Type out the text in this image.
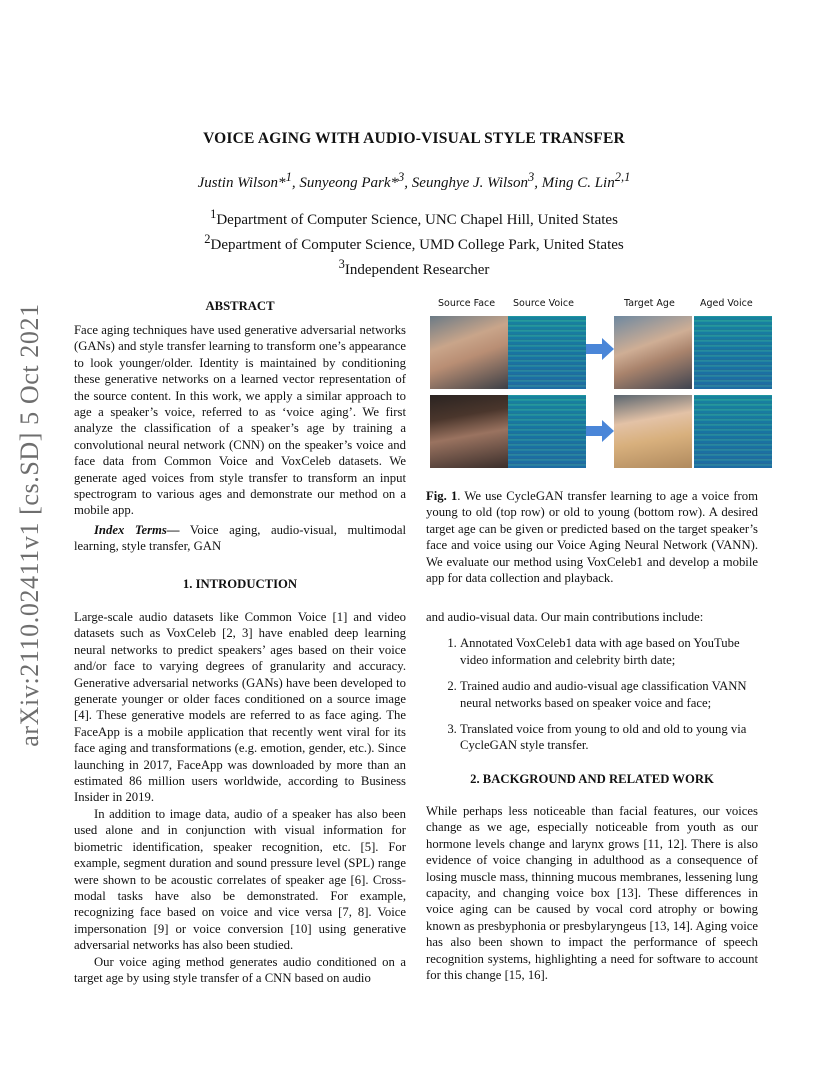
VOICE AGING WITH AUDIO-VISUAL STYLE TRANSFER
Justin Wilson*$^1$, Sunyeong Park*$^3$, Seunghye J. Wilson$^3$, Ming C. Lin$^{2,1}$
$^1$Department of Computer Science, UNC Chapel Hill, United States
$^2$Department of Computer Science, UMD College Park, United States
$^3$Independent Researcher
arXiv:2110.02411v1 [cs.SD] 5 Oct 2021	ABSTRACT
Face aging techniques have used generative adversarial networks (GANs) and style transfer learning to transform one’s appearance to look younger/older. Identity is maintained by conditioning these generative networks on a learned vector representation of the source content. In this work, we apply a similar approach to age a speaker’s voice, referred to as ‘voice aging’. We first analyze the classification of a speaker’s age by training a convolutional neural network (CNN) on the speaker’s voice and face data from Common Voice and VoxCeleb datasets. We generate aged voices from style transfer to transform an input spectrogram to various ages and demonstrate our method on a mobile app.
Index Terms— Voice aging, audio-visual, multimodal learning, style transfer, GAN
1. INTRODUCTION

Large-scale audio datasets like Common Voice [1] and video datasets such as VoxCeleb [2, 3] have enabled deep learning neural networks to predict speakers’ ages based on their voice and/or face to varying degrees of granularity and accuracy. Generative adversarial networks (GANs) have been developed to generate younger or older faces conditioned on a source image [4]. These generative models are referred to as face aging. The FaceApp is a mobile application that recently went viral for its face aging and transformations (e.g. emotion, gender, etc.). Since launching in 2017, FaceApp was downloaded by more than an estimated 86 million users worldwide, according to Business Insider in 2019.

In addition to image data, audio of a speaker has also been used alone and in conjunction with visual information for biometric identification, speaker recognition, etc. [5]. For example, segment duration and sound pressure level (SPL) range were shown to be acoustic correlates of speaker age [6]. Cross-modal tasks have also be demonstrated. For example, recognizing face based on voice and vice versa [7, 8]. Voice impersonation [9] or voice conversion [10] using generative adversarial networks has also been studied.

Our voice aging method generates audio conditioned on a target age by using style transfer of a CNN based on audio

Source Face Source Voice	Target Age	Aged Voice
Fig. 1. We use CycleGAN transfer learning to age a voice from young to old (top row) or old to young (bottom row). A desired target age can be given or predicted based on the target speaker’s face and voice using our Voice Aging Neural Network (VANN). We evaluate our method using VoxCeleb1 and develop a mobile app for data collection and playback.

and audio-visual data. Our main contributions include:

1. Annotated VoxCeleb1 data with age based on YouTube video information and celebrity birth date;
2. Trained audio and audio-visual age classification VANN neural networks based on speaker voice and face;
3. Translated voice from young to old and old to young via CycleGAN style transfer.
2. BACKGROUND AND RELATED WORK
While perhaps less noticeable than facial features, our voices change as we age, especially noticeable from youth as our hormone levels change and larynx grows [11, 12]. There is also evidence of voice changing in adulthood as a consequence of losing muscle mass, thinning mucous membranes, lessening lung capacity, and changing voice box [13]. These differences in voice aging can be caused by vocal cord atrophy or bowing known as presbyphonia or presbylaryngeus [13, 14]. Aging voice has also been shown to impact the performance of speech recognition systems, highlighting a need for software to account for this change [15, 16].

Aim of the exercise. Please reproduce every record exactly as written, excluding the pictures.

Answer to this problem.
Type out the text in this image.
VOICE AGING WITH AUDIO-VISUAL STYLE TRANSFER
Justin Wilson*$^1$, Sunyeong Park*$^3$, Seunghye J. Wilson$^3$, Ming C. Lin$^{2,1}$
$^1$Department of Computer Science, UNC Chapel Hill, United States
$^2$Department of Computer Science, UMD College Park, United States
$^3$Independent Researcher
arXiv:2110.02411v1 [cs.SD] 5 Oct 2021	ABSTRACT
Face aging techniques have used generative adversarial networks (GANs) and style transfer learning to transform one’s appearance to look younger/older. Identity is maintained by conditioning these generative networks on a learned vector representation of the source content. In this work, we apply a similar approach to age a speaker’s voice, referred to as ‘voice aging’. We first analyze the classification of a speaker’s age by training a convolutional neural network (CNN) on the speaker’s voice and face data from Common Voice and VoxCeleb datasets. We generate aged voices from style transfer to transform an input spectrogram to various ages and demonstrate our method on a mobile app.
Index Terms— Voice aging, audio-visual, multimodal learning, style transfer, GAN
1. INTRODUCTION

Large-scale audio datasets like Common Voice [1] and video datasets such as VoxCeleb [2, 3] have enabled deep learning neural networks to predict speakers’ ages based on their voice and/or face to varying degrees of granularity and accuracy. Generative adversarial networks (GANs) have been developed to generate younger or older faces conditioned on a source image [4]. These generative models are referred to as face aging. The FaceApp is a mobile application that recently went viral for its face aging and transformations (e.g. emotion, gender, etc.). Since launching in 2017, FaceApp was downloaded by more than an estimated 86 million users worldwide, according to Business Insider in 2019.

In addition to image data, audio of a speaker has also been used alone and in conjunction with visual information for biometric identification, speaker recognition, etc. [5]. For example, segment duration and sound pressure level (SPL) range were shown to be acoustic correlates of speaker age [6]. Cross-modal tasks have also be demonstrated. For example, recognizing face based on voice and vice versa [7, 8]. Voice impersonation [9] or voice conversion [10] using generative adversarial networks has also been studied.

Our voice aging method generates audio conditioned on a target age by using style transfer of a CNN based on audio

Source Face Source Voice	Target Age	Aged Voice
Fig. 1. We use CycleGAN transfer learning to age a voice from young to old (top row) or old to young (bottom row). A desired target age can be given or predicted based on the target speaker’s face and voice using our Voice Aging Neural Network (VANN). We evaluate our method using VoxCeleb1 and develop a mobile app for data collection and playback.

and audio-visual data. Our main contributions include:

1. Annotated VoxCeleb1 data with age based on YouTube video information and celebrity birth date;
2. Trained audio and audio-visual age classification VANN neural networks based on speaker voice and face;
3. Translated voice from young to old and old to young via CycleGAN style transfer.
2. BACKGROUND AND RELATED WORK
While perhaps less noticeable than facial features, our voices change as we age, especially noticeable from youth as our hormone levels change and larynx grows [11, 12]. There is also evidence of voice changing in adulthood as a consequence of losing muscle mass, thinning mucous membranes, lessening lung capacity, and changing voice box [13]. These differences in voice aging can be caused by vocal cord atrophy or bowing known as presbyphonia or presbylaryngeus [13, 14]. Aging voice has also been shown to impact the performance of speech recognition systems, highlighting a need for software to account for this change [15, 16].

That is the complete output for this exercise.